Record extracts:
□ □ □

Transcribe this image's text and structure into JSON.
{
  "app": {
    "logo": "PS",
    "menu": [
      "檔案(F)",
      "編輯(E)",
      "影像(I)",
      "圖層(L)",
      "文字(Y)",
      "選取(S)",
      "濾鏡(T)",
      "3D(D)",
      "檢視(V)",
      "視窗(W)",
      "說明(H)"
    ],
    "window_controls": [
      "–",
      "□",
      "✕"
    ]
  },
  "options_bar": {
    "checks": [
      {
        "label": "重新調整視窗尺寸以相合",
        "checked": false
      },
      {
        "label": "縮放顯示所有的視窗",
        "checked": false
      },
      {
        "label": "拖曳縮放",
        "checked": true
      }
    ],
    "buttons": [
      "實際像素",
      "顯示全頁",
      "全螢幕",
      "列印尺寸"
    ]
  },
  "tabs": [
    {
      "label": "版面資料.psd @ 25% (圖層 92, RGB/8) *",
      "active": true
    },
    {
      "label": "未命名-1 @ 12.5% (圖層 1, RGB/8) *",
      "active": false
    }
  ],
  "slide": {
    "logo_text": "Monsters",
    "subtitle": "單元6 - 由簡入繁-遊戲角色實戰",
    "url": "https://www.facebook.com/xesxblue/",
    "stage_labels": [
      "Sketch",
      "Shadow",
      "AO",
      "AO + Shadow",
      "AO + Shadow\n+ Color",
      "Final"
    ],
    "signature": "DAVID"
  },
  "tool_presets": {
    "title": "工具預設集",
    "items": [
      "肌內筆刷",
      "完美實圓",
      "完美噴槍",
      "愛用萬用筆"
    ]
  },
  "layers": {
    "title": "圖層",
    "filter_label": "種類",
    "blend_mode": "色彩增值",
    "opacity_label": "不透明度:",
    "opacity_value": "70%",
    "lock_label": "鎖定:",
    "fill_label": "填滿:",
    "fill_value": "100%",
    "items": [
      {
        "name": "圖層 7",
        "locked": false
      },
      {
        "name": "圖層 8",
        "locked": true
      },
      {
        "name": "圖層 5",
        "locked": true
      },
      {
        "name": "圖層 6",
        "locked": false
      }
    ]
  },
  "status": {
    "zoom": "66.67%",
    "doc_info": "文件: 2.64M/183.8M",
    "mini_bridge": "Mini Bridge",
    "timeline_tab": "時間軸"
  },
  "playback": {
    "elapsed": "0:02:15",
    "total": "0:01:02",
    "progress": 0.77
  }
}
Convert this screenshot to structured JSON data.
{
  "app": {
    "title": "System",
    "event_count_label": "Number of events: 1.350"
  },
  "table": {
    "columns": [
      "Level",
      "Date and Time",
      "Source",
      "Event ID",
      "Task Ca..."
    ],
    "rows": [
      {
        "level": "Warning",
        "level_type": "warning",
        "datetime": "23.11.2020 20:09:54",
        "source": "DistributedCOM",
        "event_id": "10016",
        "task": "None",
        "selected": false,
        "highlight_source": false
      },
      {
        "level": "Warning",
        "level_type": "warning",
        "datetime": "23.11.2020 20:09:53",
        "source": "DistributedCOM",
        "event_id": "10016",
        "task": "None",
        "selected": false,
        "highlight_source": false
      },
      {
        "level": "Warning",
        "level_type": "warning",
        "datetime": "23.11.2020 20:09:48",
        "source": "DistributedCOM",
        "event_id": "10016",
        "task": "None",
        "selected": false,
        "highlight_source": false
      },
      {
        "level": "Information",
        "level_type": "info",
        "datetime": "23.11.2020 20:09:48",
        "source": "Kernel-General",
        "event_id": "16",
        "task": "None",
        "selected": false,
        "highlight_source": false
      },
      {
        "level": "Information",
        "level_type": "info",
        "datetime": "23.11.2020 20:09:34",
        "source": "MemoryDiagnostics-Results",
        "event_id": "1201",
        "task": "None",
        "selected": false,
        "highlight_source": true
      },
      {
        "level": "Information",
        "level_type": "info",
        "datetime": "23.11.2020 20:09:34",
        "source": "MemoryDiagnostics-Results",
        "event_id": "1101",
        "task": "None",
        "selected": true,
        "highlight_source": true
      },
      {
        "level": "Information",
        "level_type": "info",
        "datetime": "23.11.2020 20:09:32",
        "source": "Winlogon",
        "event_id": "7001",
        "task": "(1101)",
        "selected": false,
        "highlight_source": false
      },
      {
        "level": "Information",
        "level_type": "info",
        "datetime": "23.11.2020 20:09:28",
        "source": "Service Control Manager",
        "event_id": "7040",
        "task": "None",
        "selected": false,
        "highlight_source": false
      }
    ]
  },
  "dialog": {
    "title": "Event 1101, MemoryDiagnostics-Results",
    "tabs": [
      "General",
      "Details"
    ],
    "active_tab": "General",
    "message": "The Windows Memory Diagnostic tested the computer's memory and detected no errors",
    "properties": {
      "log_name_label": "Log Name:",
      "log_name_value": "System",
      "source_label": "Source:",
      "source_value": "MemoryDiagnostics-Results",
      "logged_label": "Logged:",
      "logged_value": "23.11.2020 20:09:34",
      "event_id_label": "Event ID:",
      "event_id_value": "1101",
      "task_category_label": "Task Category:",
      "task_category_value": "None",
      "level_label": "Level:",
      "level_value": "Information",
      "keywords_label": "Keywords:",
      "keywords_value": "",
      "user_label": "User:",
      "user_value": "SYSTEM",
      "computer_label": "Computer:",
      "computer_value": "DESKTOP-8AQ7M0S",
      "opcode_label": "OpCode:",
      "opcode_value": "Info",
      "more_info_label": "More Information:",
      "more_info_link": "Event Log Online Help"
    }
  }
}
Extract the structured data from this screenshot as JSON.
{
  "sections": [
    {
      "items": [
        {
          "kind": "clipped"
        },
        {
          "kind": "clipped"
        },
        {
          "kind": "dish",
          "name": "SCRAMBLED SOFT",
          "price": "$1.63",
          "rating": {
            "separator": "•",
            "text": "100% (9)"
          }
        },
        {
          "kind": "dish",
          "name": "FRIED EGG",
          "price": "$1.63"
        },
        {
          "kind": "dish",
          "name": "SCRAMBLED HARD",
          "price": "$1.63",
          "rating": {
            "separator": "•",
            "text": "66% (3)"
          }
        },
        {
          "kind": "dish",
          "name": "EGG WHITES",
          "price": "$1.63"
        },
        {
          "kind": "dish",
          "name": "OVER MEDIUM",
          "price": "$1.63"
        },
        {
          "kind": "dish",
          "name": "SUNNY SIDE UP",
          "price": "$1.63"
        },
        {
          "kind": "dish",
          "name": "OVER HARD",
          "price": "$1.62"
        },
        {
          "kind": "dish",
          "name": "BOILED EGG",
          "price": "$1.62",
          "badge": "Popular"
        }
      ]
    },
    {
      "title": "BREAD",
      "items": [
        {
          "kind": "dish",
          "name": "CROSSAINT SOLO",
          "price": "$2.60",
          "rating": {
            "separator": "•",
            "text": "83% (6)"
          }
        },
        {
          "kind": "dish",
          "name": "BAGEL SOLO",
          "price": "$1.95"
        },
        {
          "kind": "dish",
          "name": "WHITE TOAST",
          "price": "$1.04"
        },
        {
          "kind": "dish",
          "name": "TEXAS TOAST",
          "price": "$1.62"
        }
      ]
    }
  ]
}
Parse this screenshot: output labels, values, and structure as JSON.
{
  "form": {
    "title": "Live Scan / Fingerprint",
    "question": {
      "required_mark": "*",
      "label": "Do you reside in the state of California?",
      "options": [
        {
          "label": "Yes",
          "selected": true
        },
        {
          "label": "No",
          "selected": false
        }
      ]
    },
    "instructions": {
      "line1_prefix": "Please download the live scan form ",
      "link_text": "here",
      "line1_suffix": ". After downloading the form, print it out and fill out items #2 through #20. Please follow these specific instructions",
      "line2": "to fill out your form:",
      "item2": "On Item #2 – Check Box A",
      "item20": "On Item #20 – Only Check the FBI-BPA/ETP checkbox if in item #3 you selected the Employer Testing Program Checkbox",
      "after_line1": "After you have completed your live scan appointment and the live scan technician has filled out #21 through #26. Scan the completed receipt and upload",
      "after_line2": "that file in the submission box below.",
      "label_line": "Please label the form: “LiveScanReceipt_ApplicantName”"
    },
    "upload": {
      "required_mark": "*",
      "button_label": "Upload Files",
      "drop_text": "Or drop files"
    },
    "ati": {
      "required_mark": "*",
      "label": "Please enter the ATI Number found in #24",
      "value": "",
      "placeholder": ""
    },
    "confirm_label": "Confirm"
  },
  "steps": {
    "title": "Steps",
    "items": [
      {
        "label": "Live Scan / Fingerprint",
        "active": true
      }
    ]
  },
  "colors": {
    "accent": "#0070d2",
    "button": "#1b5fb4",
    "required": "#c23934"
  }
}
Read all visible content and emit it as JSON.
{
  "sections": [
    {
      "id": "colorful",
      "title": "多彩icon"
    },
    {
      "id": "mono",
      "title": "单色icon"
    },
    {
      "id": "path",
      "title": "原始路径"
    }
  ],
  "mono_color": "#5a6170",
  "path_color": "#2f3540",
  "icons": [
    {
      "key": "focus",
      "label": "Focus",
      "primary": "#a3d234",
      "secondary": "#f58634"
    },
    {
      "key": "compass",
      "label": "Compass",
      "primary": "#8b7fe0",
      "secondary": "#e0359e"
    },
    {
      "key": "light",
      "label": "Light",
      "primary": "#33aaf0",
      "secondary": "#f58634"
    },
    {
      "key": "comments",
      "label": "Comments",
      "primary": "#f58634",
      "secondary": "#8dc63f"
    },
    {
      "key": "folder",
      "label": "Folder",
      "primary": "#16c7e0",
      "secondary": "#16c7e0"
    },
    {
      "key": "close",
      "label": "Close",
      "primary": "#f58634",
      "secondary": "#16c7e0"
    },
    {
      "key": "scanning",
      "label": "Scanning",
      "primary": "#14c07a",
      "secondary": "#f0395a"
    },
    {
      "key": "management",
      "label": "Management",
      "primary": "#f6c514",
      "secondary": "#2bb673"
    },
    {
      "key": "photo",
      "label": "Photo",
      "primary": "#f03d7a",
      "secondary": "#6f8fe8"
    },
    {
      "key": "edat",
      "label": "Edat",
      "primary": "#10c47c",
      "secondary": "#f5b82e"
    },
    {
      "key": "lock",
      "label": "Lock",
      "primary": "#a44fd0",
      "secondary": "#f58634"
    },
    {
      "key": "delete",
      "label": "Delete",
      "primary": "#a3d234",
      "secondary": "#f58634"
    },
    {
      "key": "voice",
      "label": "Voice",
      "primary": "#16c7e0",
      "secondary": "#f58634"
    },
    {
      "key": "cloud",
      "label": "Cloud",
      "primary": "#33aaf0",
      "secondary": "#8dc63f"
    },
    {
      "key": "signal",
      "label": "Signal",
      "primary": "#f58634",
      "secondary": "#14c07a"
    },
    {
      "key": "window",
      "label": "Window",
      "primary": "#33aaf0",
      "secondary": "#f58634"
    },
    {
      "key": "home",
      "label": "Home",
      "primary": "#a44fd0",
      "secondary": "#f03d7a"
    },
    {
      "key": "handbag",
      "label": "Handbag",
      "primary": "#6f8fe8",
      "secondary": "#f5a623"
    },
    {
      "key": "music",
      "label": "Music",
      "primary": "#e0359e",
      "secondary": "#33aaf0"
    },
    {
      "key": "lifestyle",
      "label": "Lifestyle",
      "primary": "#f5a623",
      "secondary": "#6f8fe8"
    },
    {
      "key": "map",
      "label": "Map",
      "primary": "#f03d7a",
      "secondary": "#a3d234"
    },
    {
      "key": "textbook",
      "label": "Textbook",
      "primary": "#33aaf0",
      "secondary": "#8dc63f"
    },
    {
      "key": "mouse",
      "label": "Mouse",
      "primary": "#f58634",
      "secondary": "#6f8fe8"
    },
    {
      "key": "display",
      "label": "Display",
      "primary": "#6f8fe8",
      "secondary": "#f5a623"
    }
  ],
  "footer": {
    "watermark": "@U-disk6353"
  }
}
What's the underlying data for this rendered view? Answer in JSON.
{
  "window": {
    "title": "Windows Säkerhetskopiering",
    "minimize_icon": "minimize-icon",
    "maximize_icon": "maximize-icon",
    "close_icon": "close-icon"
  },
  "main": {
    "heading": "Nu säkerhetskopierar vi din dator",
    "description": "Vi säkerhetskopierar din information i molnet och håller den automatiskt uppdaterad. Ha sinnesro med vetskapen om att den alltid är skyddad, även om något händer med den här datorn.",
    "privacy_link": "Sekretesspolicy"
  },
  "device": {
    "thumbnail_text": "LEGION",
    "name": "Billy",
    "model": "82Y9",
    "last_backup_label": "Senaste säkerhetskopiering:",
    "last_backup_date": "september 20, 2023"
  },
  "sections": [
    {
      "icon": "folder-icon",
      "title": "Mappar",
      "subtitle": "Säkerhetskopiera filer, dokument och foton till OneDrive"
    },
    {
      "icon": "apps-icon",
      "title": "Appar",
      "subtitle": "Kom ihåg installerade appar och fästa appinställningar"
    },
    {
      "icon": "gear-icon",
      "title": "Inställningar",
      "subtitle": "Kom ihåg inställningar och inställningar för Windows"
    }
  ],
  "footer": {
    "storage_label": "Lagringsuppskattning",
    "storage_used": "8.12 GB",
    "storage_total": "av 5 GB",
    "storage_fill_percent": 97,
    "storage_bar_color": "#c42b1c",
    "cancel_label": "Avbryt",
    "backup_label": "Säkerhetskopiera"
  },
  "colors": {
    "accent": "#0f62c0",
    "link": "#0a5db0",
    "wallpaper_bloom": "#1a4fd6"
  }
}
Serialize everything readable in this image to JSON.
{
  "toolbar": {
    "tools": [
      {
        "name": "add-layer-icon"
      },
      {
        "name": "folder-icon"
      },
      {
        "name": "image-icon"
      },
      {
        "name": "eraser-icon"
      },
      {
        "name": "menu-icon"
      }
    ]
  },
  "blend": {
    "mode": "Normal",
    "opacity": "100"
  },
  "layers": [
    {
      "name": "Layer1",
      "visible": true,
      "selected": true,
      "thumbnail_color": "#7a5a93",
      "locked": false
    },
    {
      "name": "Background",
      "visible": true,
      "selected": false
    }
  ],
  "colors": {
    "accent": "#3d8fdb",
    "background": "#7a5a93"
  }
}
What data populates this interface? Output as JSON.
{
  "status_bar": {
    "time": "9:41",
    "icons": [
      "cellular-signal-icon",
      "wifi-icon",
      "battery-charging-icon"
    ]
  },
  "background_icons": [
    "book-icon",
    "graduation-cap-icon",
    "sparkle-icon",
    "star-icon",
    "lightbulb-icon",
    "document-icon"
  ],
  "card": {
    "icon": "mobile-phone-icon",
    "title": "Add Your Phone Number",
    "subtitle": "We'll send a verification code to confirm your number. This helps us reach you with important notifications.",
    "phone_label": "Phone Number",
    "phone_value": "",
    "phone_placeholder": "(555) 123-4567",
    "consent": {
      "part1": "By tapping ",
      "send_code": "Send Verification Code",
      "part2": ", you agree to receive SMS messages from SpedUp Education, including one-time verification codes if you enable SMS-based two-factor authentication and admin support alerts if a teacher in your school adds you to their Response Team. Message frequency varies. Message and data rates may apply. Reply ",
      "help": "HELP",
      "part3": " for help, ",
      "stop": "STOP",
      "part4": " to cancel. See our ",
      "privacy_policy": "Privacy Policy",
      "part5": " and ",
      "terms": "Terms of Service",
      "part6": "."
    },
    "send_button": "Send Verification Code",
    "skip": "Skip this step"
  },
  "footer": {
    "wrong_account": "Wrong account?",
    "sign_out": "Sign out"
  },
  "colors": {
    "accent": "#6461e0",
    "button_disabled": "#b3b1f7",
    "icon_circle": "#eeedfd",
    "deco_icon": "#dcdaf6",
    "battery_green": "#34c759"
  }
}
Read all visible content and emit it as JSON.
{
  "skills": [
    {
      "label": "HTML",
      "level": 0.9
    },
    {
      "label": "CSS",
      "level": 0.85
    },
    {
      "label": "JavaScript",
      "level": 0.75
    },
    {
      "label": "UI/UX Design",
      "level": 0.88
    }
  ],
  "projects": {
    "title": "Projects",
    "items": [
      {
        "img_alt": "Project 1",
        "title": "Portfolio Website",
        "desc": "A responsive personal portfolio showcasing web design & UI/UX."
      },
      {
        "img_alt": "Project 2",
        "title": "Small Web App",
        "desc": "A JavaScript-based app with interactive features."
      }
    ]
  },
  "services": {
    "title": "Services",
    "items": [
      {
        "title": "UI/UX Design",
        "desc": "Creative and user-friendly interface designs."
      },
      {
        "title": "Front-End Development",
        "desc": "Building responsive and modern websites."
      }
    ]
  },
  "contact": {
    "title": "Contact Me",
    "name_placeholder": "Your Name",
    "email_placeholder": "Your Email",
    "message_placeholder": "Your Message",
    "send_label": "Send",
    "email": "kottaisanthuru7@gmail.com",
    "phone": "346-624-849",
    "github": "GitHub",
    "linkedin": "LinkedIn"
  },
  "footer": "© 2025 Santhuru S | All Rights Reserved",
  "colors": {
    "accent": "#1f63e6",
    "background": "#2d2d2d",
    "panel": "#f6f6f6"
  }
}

□ □ □

What to do: Look through the entries above and list every line containing "screenshot".

Correct response:
Convert this screenshot to structured JSON data.
Extract the structured data from this screenshot as JSON.
Parse this screenshot: output labels, values, and structure as JSON.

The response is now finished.